Source text:
^^^^

[systemd-devel] Ubuntu, Upstart, and systemd

Albert Strasheim fullung at gmail.com
Tue Apr 24 22:36:21 PDT 2012


Hello

On Wed, Apr 25, 2012 at 6:47 AM, David Strauss <david at davidstrauss.net> wrote:
> Mark Shuttleworth posted recently on Ubuntu sticking with Upstart [1]:
> I have a few questions I'm hoping people here can help with:
> * How accurate is the claim that Upstart has far more comprehensive
> automated testing? If systemd significantly lags here or could -- in any
> case -- stand improvement in automated testing, are there any plans in the
> works to remedy that?

I agree with this criticism to some extent. I don't know if some of
the developers have some kind of test suite outside of the Git
repository?

I'm guessing Lennart and others do a lot of ad-hoc testing using
systemd-nspawn and/or containers though.

I think systemd needs two kinds of tests.

Firstly, some unit tests for some of the basic functions in src/core.
This code looks pretty good (this assertion being supported by the
fact that systemd works in the real world), so this isn't necessarily
highest priority.

^^^^

Extracted data:

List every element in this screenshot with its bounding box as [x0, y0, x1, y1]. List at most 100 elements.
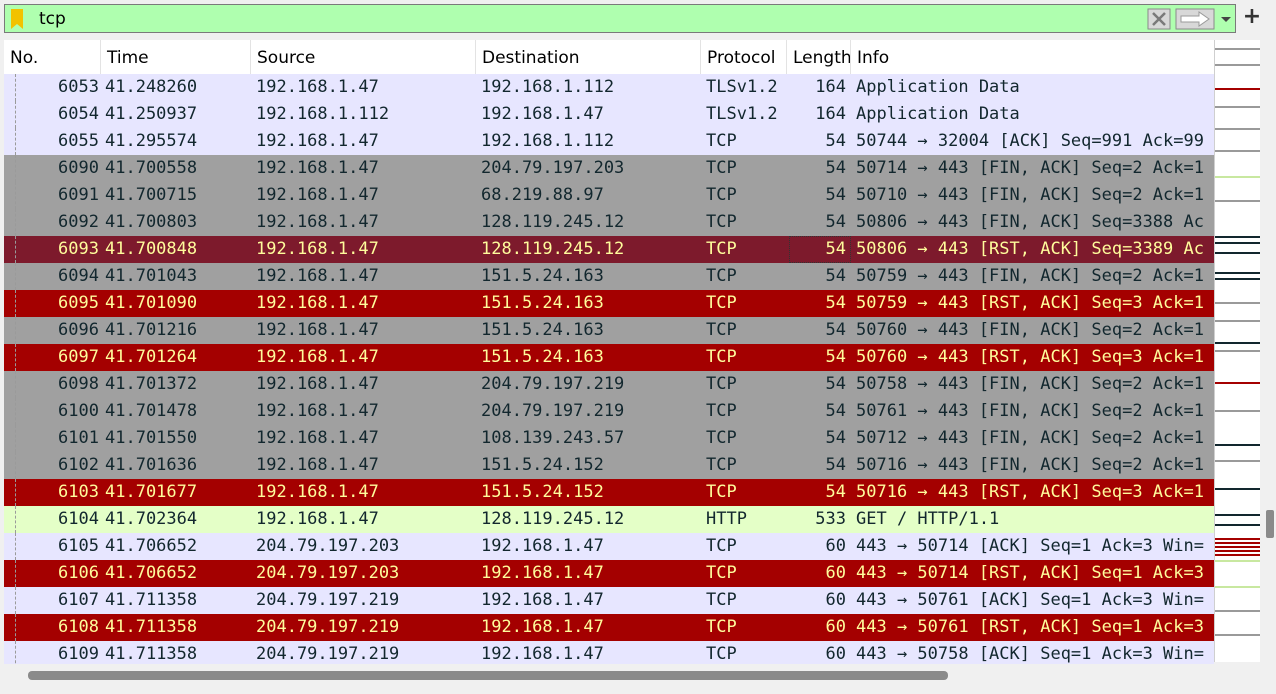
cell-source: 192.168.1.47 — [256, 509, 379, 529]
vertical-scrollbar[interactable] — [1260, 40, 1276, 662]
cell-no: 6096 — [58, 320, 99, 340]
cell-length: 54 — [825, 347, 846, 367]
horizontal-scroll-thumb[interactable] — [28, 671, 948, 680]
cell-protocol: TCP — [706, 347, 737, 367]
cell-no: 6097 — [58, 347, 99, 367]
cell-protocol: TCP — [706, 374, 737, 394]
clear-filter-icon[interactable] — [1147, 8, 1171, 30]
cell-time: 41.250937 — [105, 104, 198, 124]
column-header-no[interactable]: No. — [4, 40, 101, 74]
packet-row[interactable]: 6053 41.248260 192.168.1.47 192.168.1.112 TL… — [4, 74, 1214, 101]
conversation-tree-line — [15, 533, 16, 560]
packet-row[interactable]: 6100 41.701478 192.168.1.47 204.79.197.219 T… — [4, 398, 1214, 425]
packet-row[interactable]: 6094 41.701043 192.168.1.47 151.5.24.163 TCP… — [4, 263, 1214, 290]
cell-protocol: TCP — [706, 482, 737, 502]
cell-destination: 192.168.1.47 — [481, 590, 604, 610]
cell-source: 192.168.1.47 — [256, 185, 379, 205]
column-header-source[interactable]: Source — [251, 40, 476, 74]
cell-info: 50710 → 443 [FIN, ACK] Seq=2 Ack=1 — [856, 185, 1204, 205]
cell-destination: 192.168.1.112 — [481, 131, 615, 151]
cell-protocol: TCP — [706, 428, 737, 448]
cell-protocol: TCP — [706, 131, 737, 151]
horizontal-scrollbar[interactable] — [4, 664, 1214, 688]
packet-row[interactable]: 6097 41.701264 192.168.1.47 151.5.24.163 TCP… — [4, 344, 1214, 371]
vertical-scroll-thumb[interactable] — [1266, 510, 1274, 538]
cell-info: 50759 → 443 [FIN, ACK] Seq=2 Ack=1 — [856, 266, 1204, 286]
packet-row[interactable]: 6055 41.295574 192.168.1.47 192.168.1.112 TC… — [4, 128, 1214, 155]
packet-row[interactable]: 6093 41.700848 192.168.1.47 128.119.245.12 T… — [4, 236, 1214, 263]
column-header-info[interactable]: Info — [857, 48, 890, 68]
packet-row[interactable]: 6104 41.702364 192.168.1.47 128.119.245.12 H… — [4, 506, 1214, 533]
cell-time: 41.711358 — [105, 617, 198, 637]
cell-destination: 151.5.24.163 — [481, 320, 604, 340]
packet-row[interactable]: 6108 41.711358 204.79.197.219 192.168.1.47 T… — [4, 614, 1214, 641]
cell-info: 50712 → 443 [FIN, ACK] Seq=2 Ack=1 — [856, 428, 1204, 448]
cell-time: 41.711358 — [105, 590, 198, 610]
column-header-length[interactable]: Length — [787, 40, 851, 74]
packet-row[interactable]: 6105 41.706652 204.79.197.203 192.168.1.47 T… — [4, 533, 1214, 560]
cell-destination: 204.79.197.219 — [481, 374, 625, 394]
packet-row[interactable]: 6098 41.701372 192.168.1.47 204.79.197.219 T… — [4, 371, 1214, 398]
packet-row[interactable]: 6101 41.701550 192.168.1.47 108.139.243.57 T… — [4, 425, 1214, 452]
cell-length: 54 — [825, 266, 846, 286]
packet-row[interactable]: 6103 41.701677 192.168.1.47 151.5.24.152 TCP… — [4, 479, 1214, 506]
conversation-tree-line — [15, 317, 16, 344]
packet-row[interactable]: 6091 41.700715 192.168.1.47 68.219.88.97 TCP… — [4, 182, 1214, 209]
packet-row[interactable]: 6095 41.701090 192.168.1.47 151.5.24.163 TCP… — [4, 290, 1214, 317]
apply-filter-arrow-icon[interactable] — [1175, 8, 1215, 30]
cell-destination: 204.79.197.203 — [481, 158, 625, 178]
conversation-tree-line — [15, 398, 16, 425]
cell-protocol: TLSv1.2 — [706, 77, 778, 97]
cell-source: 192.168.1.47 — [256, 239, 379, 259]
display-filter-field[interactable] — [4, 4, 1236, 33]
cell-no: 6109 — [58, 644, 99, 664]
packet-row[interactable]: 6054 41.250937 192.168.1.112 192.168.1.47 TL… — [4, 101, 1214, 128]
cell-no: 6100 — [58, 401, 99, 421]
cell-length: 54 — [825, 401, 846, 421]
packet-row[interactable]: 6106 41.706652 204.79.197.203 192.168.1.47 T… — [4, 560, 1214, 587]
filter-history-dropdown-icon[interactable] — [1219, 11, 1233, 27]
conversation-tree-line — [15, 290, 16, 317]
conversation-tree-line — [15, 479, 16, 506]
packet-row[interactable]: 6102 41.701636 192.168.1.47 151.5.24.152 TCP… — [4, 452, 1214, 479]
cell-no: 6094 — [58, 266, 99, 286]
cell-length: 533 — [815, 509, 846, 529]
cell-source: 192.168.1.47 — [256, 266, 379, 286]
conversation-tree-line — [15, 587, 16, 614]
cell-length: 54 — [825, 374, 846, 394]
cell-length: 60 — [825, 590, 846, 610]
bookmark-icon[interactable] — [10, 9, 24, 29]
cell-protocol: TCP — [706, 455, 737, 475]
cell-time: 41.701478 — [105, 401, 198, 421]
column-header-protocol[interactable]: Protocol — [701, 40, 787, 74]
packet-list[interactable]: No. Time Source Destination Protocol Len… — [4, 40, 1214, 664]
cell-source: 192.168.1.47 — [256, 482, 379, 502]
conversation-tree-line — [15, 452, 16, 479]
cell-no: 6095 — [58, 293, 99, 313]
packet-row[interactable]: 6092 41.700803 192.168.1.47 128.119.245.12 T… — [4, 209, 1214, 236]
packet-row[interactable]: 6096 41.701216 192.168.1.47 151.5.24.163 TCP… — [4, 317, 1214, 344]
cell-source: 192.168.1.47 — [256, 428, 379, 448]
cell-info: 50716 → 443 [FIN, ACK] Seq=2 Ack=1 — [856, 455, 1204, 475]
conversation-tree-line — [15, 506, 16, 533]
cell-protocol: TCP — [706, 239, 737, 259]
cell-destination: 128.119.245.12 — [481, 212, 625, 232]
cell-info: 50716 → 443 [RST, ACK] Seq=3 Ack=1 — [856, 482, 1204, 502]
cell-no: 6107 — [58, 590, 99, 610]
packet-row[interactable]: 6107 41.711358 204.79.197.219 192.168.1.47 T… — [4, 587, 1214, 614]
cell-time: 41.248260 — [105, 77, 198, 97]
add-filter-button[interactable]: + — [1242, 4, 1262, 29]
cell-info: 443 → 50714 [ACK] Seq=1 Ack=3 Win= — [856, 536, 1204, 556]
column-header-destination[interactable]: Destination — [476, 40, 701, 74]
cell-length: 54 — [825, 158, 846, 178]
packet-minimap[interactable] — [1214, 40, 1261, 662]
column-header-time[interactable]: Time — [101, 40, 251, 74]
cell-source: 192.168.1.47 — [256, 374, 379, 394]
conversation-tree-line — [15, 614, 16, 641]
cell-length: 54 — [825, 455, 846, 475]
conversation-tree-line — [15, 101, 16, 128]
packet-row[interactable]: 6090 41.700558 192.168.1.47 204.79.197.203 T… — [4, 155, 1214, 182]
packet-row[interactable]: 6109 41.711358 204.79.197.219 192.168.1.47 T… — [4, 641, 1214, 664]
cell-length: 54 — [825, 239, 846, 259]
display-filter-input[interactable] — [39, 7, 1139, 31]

^^^^

To-do list:
**a.** In the records, update the lines from the line with "cell-source: 192.168.1.47 — [256, 509, 379, 529]" up to and including the line with "column-header-info[interactable]: Info —" by replacing "horizontal-scroll-thumb" with "horizontal-scroll-handle", leaving everything else unchanged, and return only those lines.
**b.** Go on with the mailing-list message about Upstart and systemd, starting after its final sentence.

Answers given:
**a.**
cell-source: 192.168.1.47 — [256, 509, 379, 529]
vertical-scrollbar[interactable] — [1260, 40, 1276, 662]
cell-no: 6096 — [58, 320, 99, 340]
cell-length: 54 — [825, 347, 846, 367]
horizontal-scroll-handle[interactable] — [28, 671, 948, 680]
cell-protocol: TCP — [706, 347, 737, 367]
cell-no: 6097 — [58, 347, 99, 367]
cell-protocol: TCP — [706, 374, 737, 394]
clear-filter-icon[interactable] — [1147, 8, 1171, 30]
cell-time: 41.250937 — [105, 104, 198, 124]
column-header-no[interactable]: No. — [4, 40, 101, 74]
packet-row[interactable]: 6053 41.248260 192.168.1.47 192.168.1.112 TL… — [4, 74, 1214, 101]
conversation-tree-line — [15, 533, 16, 560]
packet-row[interactable]: 6100 41.701478 192.168.1.47 204.79.197.219 T… — [4, 398, 1214, 425]
packet-row[interactable]: 6094 41.701043 192.168.1.47 151.5.24.163 TCP… — [4, 263, 1214, 290]
cell-protocol: TCP — [706, 482, 737, 502]
cell-destination: 192.168.1.47 — [481, 590, 604, 610]
cell-source: 192.168.1.47 — [256, 185, 379, 205]
column-header-source[interactable]: Source — [251, 40, 476, 74]
cell-info: 50710 → 443 [FIN, ACK] Seq=2 Ack=1 — [856, 185, 1204, 205]
cell-destination: 192.168.1.112 — [481, 131, 615, 151]
cell-protocol: TCP — [706, 428, 737, 448]
cell-protocol: TCP — [706, 131, 737, 151]
horizontal-scrollbar[interactable] — [4, 664, 1214, 688]
packet-row[interactable]: 6097 41.701264 192.168.1.47 151.5.24.163 TCP… — [4, 344, 1214, 371]
vertical-scroll-thumb[interactable] — [1266, 510, 1274, 538]
cell-info: 50759 → 443 [FIN, ACK] Seq=2 Ack=1 — [856, 266, 1204, 286]
packet-row[interactable]: 6055 41.295574 192.168.1.47 192.168.1.112 TC… — [4, 128, 1214, 155]
packet-row[interactable]: 6093 41.700848 192.168.1.47 128.119.245.12 T… — [4, 236, 1214, 263]
column-header-info[interactable]: Info — [857, 48, 890, 68]

**b.**
Secondly, system tests built as sets of .service/.socket/etc. files
and "fake" services that tests every sane combination of options
documented in the systemd.* manual pages. This should probably be
combined with a quick way of booting any one of these setups with
systemd-nspawn or in a QEMU/KVM virtual machine and a test driver
program that can perform a bunch of actions on the running image:
start a service, stop a service, kill a process, check that systemd
state is sane after each action, check for errors in logs, etc.

We've been using systemd extensively (lots of services, lots of
dependencies) for about a year now with great success, but we've found
2 or 3 bugs which have been difficult to report because we haven't
been able to make them reproducable without our internal services and
their configurations.

For example, we've found cases where systemctl restart causes systemd
to not pass in the sockets to a socket-activated service. The fake
service/test driver approach detailed above could easily check for
this kind of thing.

Having a set of these tests in place could also help others to quickly
create a reproducable test case for a problem they see in their
system.

If no-one beats us to it, we're planning to build and release a first
step towards this system test suite described above in the next few
months.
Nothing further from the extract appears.